EXERCISE BRIEF ->
Reproduce the material below with every "obscured-text" changed to "hidden-text" and nothing else altered, leaving out the pictures.

Data entries ->

^^^^^^^^^^^^^^^^

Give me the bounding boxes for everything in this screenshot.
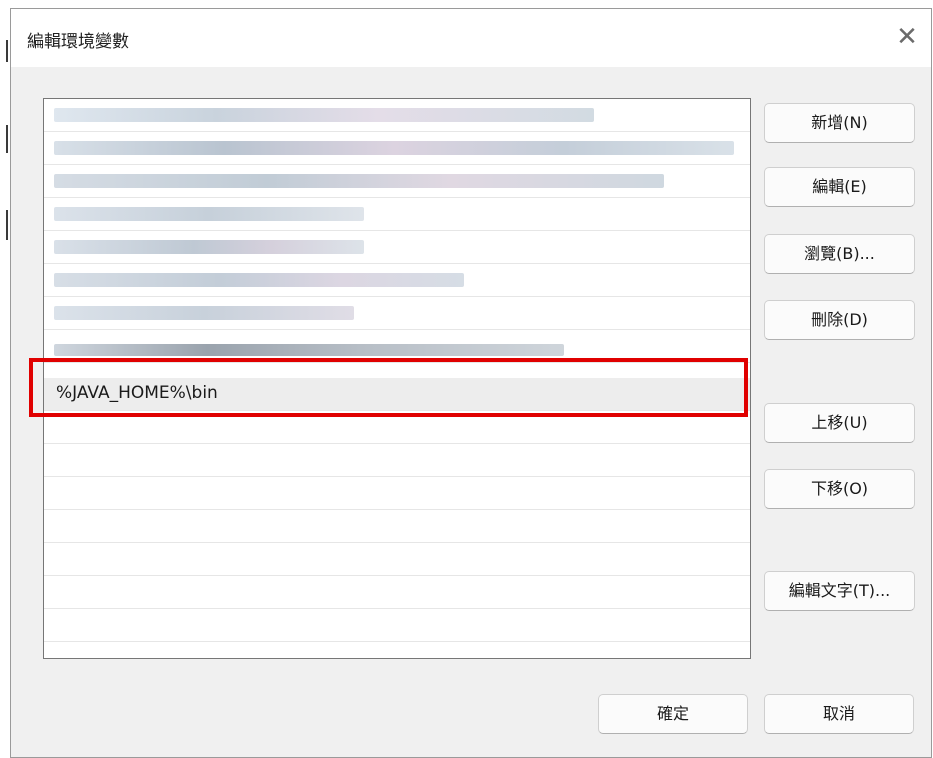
cancel-button[interactable]: 取消 bbox=[764, 694, 914, 734]
list-item-empty[interactable] bbox=[44, 444, 750, 477]
obscured-text bbox=[54, 174, 664, 188]
obscured-text bbox=[54, 306, 354, 320]
move-down-button[interactable]: 下移(O) bbox=[764, 469, 915, 509]
list-item-empty[interactable] bbox=[44, 609, 750, 642]
obscured-text bbox=[54, 141, 734, 155]
edit-text-button[interactable]: 編輯文字(T)... bbox=[764, 571, 915, 611]
list-item-obscured[interactable] bbox=[44, 231, 750, 264]
background-window-edge bbox=[0, 0, 10, 758]
highlight-annotation-box bbox=[29, 358, 748, 417]
list-item-empty[interactable] bbox=[44, 576, 750, 609]
edge-mark bbox=[6, 125, 8, 153]
close-icon[interactable]: ✕ bbox=[887, 17, 927, 57]
list-item-empty[interactable] bbox=[44, 477, 750, 510]
list-item-obscured[interactable] bbox=[44, 132, 750, 165]
new-button[interactable]: 新增(N) bbox=[764, 103, 915, 143]
dialog-title: 編輯環境變數 bbox=[27, 32, 129, 52]
edge-mark bbox=[6, 40, 8, 62]
list-item-empty[interactable] bbox=[44, 543, 750, 576]
edge-mark bbox=[6, 210, 8, 240]
ok-button[interactable]: 確定 bbox=[598, 694, 748, 734]
obscured-text bbox=[54, 240, 364, 254]
obscured-text bbox=[54, 207, 364, 221]
move-up-button[interactable]: 上移(U) bbox=[764, 403, 915, 443]
obscured-text bbox=[54, 108, 594, 122]
obscured-text bbox=[54, 344, 564, 356]
list-item-obscured[interactable] bbox=[44, 99, 750, 132]
list-item-obscured[interactable] bbox=[44, 264, 750, 297]
list-item-empty[interactable] bbox=[44, 510, 750, 543]
list-item-obscured[interactable] bbox=[44, 198, 750, 231]
list-item-obscured[interactable] bbox=[44, 297, 750, 330]
edit-button[interactable]: 編輯(E) bbox=[764, 167, 915, 207]
browse-button[interactable]: 瀏覽(B)... bbox=[764, 234, 915, 274]
title-bar[interactable]: 編輯環境變數 ✕ bbox=[11, 9, 931, 67]
delete-button[interactable]: 刪除(D) bbox=[764, 300, 915, 340]
obscured-text bbox=[54, 273, 464, 287]
list-item-obscured[interactable] bbox=[44, 165, 750, 198]
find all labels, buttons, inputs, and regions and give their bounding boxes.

^^^^^^^^^^^^^^^^

WRITTEN RESPONSE ->
Give me the bounding boxes for everything in this screenshot.
cancel-button[interactable]: 取消 bbox=[764, 694, 914, 734]
list-item-empty[interactable] bbox=[44, 444, 750, 477]
hidden-text bbox=[54, 174, 664, 188]
hidden-text bbox=[54, 306, 354, 320]
move-down-button[interactable]: 下移(O) bbox=[764, 469, 915, 509]
list-item-empty[interactable] bbox=[44, 609, 750, 642]
hidden-text bbox=[54, 141, 734, 155]
edit-text-button[interactable]: 編輯文字(T)... bbox=[764, 571, 915, 611]
list-item-obscured[interactable] bbox=[44, 231, 750, 264]
background-window-edge bbox=[0, 0, 10, 758]
highlight-annotation-box bbox=[29, 358, 748, 417]
list-item-empty[interactable] bbox=[44, 576, 750, 609]
edge-mark bbox=[6, 125, 8, 153]
close-icon[interactable]: ✕ bbox=[887, 17, 927, 57]
list-item-empty[interactable] bbox=[44, 477, 750, 510]
list-item-obscured[interactable] bbox=[44, 132, 750, 165]
new-button[interactable]: 新增(N) bbox=[764, 103, 915, 143]
dialog-title: 編輯環境變數 bbox=[27, 32, 129, 52]
edge-mark bbox=[6, 40, 8, 62]
list-item-empty[interactable] bbox=[44, 543, 750, 576]
edge-mark bbox=[6, 210, 8, 240]
ok-button[interactable]: 確定 bbox=[598, 694, 748, 734]
hidden-text bbox=[54, 240, 364, 254]
hidden-text bbox=[54, 207, 364, 221]
move-up-button[interactable]: 上移(U) bbox=[764, 403, 915, 443]
hidden-text bbox=[54, 108, 594, 122]
hidden-text bbox=[54, 344, 564, 356]
list-item-obscured[interactable] bbox=[44, 99, 750, 132]
list-item-obscured[interactable] bbox=[44, 264, 750, 297]
list-item-empty[interactable] bbox=[44, 510, 750, 543]
list-item-obscured[interactable] bbox=[44, 198, 750, 231]
list-item-obscured[interactable] bbox=[44, 297, 750, 330]
edit-button[interactable]: 編輯(E) bbox=[764, 167, 915, 207]
browse-button[interactable]: 瀏覽(B)... bbox=[764, 234, 915, 274]
title-bar[interactable]: 編輯環境變數 ✕ bbox=[11, 9, 931, 67]
delete-button[interactable]: 刪除(D) bbox=[764, 300, 915, 340]
hidden-text bbox=[54, 273, 464, 287]
list-item-obscured[interactable] bbox=[44, 165, 750, 198]
find all labels, buttons, inputs, and regions and give their bounding boxes.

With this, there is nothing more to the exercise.